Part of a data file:
++++++++++++++++++++

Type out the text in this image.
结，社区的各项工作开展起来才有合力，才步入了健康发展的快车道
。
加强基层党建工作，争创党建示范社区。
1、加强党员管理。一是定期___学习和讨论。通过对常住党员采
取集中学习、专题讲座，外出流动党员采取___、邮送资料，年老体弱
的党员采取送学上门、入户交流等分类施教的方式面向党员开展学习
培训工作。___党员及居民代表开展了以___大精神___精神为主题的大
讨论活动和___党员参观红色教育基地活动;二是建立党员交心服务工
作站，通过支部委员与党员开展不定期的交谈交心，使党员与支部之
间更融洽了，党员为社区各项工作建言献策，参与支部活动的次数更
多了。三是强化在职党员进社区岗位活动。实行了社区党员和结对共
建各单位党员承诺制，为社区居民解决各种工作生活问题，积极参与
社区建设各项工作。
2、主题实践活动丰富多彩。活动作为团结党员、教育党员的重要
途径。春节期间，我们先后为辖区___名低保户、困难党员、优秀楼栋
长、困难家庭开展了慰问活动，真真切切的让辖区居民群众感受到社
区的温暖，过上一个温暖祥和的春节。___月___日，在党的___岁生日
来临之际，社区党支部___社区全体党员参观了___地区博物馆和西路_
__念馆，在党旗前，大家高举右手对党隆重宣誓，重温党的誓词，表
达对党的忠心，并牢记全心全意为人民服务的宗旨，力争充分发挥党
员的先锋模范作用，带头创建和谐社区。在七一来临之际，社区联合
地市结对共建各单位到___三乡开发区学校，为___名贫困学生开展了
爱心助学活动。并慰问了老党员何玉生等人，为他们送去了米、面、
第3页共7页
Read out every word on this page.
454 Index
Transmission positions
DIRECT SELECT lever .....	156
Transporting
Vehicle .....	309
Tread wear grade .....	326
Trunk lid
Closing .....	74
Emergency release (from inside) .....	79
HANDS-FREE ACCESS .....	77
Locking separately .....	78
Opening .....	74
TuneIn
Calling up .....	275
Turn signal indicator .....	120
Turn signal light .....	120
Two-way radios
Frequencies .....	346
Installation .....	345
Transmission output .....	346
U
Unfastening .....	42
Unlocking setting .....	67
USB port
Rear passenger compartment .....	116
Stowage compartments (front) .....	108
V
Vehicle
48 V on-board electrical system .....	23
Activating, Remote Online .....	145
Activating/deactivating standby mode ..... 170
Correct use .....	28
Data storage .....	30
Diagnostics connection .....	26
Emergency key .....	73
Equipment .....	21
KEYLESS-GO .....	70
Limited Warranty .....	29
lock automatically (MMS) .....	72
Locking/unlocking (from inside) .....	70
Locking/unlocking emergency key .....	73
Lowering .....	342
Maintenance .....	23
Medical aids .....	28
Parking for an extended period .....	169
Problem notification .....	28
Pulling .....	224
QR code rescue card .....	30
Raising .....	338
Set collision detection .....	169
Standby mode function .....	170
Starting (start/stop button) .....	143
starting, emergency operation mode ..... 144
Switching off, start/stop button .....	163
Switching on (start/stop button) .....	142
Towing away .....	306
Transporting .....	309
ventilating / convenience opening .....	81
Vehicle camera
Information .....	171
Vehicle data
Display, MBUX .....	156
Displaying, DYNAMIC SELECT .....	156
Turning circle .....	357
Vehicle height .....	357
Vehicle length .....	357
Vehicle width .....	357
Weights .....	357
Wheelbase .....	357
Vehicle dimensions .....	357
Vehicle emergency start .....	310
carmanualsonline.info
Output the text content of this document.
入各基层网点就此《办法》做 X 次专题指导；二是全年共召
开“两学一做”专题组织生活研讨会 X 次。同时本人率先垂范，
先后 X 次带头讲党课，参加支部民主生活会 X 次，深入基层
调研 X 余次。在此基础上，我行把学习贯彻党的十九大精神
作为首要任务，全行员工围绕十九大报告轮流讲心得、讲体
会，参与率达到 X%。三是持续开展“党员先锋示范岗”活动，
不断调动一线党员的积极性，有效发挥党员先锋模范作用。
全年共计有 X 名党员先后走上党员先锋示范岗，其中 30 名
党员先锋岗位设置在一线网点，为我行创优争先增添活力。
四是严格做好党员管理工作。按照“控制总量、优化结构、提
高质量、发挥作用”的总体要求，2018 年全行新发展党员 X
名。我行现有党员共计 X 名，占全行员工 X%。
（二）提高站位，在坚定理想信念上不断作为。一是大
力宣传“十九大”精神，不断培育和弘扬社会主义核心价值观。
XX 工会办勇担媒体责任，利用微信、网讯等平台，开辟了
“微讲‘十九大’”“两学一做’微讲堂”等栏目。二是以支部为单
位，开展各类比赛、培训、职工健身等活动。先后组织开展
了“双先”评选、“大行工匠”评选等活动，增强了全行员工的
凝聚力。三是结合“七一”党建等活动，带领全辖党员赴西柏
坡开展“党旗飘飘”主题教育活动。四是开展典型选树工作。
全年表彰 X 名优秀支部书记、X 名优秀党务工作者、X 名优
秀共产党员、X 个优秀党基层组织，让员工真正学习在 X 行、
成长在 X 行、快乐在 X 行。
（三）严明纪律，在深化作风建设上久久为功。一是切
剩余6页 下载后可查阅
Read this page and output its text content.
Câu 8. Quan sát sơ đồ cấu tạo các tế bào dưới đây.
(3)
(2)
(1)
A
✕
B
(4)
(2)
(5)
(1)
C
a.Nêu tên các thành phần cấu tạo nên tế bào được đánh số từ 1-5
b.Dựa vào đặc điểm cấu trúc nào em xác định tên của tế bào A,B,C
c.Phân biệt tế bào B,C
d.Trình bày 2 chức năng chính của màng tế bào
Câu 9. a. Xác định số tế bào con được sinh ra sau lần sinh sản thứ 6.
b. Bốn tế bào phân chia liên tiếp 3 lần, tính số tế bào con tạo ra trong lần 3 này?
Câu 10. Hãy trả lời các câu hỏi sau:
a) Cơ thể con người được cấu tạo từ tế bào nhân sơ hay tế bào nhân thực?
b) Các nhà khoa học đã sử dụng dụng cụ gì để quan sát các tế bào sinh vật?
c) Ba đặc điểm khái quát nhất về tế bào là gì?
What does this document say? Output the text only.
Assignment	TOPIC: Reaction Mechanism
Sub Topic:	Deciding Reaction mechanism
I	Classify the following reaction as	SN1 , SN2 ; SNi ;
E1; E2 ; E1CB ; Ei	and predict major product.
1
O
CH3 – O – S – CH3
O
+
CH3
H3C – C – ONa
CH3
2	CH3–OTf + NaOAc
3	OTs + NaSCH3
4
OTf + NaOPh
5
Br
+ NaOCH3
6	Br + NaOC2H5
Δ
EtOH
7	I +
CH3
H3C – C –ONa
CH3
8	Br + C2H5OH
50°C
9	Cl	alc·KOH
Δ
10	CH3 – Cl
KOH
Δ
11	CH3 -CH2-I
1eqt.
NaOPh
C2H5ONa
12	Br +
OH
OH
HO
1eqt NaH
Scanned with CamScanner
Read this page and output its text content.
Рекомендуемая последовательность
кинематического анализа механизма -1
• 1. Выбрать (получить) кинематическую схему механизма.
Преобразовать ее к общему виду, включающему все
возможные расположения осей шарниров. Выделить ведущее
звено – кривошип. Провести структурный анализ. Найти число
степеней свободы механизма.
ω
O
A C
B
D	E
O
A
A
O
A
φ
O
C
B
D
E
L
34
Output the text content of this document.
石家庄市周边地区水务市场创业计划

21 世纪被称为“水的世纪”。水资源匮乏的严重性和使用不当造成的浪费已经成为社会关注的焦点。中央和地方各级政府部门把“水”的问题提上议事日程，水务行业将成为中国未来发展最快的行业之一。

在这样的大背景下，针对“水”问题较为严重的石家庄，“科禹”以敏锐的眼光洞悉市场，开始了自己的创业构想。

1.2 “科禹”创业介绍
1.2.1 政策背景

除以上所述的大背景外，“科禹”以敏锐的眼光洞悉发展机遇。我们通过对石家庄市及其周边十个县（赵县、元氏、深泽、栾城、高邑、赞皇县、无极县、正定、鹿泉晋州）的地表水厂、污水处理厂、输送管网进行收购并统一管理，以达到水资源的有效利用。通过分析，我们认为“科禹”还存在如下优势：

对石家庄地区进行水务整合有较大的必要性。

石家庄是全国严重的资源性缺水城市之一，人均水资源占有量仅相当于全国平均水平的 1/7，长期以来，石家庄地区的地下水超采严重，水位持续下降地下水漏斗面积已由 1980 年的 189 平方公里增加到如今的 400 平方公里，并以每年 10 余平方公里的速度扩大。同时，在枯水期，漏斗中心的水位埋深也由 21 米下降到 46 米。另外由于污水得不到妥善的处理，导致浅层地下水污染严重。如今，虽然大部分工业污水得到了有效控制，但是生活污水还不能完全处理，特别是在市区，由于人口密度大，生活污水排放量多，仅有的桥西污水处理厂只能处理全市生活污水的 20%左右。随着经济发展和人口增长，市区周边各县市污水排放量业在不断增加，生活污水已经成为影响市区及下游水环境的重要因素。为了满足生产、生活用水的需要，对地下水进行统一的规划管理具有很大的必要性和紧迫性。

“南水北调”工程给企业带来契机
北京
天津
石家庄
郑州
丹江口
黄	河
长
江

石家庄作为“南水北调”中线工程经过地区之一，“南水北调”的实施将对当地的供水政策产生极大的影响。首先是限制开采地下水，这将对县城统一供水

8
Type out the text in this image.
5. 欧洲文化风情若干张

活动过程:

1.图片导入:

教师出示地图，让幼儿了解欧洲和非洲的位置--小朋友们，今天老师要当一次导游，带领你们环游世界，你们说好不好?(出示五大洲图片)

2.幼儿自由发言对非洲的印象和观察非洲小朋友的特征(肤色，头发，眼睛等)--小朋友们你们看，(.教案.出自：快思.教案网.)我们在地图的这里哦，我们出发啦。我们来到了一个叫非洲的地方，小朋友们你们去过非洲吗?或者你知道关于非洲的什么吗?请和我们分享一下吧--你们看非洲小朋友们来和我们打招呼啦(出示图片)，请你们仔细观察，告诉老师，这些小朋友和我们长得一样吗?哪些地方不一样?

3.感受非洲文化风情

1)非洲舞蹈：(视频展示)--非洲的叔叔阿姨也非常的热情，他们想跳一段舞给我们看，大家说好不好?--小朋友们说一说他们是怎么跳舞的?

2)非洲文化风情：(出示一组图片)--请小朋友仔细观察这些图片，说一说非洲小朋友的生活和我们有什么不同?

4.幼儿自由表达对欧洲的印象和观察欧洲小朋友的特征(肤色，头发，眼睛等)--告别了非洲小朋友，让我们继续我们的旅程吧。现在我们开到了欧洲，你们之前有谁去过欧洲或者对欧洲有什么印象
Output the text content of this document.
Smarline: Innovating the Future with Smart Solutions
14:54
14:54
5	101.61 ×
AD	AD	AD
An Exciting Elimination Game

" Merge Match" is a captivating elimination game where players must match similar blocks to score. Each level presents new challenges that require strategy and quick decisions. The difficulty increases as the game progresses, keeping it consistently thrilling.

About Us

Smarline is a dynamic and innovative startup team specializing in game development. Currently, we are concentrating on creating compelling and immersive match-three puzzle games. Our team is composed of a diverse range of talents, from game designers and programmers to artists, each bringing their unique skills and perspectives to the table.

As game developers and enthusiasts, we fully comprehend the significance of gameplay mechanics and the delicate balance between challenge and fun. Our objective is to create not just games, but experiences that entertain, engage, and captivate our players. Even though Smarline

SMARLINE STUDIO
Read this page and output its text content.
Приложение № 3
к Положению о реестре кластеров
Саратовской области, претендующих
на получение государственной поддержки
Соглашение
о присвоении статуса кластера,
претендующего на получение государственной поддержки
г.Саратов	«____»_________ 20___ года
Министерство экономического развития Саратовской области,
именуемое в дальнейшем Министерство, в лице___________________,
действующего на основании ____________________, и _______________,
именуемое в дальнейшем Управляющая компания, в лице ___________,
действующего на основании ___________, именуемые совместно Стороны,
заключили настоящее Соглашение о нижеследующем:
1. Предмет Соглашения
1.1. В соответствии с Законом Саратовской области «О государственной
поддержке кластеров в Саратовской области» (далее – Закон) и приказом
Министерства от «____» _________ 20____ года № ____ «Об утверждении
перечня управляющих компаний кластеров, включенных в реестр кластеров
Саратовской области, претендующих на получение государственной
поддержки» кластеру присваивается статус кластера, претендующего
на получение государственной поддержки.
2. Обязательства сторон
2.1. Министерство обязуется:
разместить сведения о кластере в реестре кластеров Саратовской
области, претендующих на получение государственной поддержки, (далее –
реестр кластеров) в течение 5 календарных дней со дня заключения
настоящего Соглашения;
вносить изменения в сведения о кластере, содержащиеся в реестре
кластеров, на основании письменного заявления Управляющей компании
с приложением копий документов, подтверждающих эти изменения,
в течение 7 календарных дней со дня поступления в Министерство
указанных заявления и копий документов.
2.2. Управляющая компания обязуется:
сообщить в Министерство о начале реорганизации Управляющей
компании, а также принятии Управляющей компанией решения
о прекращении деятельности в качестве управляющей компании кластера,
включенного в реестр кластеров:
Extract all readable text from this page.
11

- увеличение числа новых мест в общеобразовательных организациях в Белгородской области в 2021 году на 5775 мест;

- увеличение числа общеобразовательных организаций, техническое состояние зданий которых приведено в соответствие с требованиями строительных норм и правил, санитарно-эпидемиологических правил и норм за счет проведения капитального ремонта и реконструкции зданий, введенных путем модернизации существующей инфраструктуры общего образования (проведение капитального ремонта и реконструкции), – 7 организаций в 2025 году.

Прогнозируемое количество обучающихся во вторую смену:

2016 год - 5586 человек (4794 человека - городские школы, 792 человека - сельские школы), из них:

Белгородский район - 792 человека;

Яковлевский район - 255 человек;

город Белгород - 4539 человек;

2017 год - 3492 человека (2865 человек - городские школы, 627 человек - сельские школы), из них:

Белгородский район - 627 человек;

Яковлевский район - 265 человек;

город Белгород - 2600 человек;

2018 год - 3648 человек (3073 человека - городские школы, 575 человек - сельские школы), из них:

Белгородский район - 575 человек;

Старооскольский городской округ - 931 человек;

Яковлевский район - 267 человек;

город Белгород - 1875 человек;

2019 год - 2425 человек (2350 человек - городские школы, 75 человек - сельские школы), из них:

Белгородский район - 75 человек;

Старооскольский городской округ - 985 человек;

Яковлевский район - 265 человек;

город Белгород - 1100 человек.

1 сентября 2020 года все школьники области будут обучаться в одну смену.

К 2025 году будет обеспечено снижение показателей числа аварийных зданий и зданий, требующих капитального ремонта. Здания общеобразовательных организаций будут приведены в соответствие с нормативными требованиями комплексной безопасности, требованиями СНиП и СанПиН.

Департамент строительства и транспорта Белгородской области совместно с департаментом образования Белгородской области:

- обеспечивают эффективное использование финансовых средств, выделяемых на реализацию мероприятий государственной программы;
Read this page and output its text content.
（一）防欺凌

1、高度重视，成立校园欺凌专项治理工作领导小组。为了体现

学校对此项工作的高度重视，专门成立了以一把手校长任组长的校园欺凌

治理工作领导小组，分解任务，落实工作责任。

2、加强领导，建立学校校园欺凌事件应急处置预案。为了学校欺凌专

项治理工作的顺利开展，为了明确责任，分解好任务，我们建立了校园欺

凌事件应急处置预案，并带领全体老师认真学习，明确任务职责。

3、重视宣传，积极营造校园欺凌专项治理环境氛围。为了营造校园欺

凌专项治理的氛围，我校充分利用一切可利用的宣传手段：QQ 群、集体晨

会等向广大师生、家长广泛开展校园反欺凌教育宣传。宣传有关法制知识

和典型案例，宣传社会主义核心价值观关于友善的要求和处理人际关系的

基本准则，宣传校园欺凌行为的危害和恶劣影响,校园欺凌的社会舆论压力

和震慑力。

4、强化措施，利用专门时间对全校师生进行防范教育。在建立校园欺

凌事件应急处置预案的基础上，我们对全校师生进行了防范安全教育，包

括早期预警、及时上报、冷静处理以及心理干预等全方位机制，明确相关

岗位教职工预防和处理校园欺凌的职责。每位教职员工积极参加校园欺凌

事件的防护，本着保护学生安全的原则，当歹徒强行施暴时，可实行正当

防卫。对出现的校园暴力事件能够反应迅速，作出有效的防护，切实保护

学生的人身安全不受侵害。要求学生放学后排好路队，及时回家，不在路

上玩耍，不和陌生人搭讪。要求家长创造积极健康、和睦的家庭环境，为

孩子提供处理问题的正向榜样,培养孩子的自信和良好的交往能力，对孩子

++++++++++++++++++++

• [TO BE DONE]
Take every line containing the word "человека" and copy it.

• [OUTPUT]
2016 год - 5586 человек (4794 человека - городские школы, 792 человека - сельские школы), из них:
Белгородский район - 792 человека;
2017 год - 3492 человека (2865 человек - городские школы, 627 человек - сельские школы), из них:
2018 год - 3648 человек (3073 человека - городские школы, 575 человек - сельские школы), из них:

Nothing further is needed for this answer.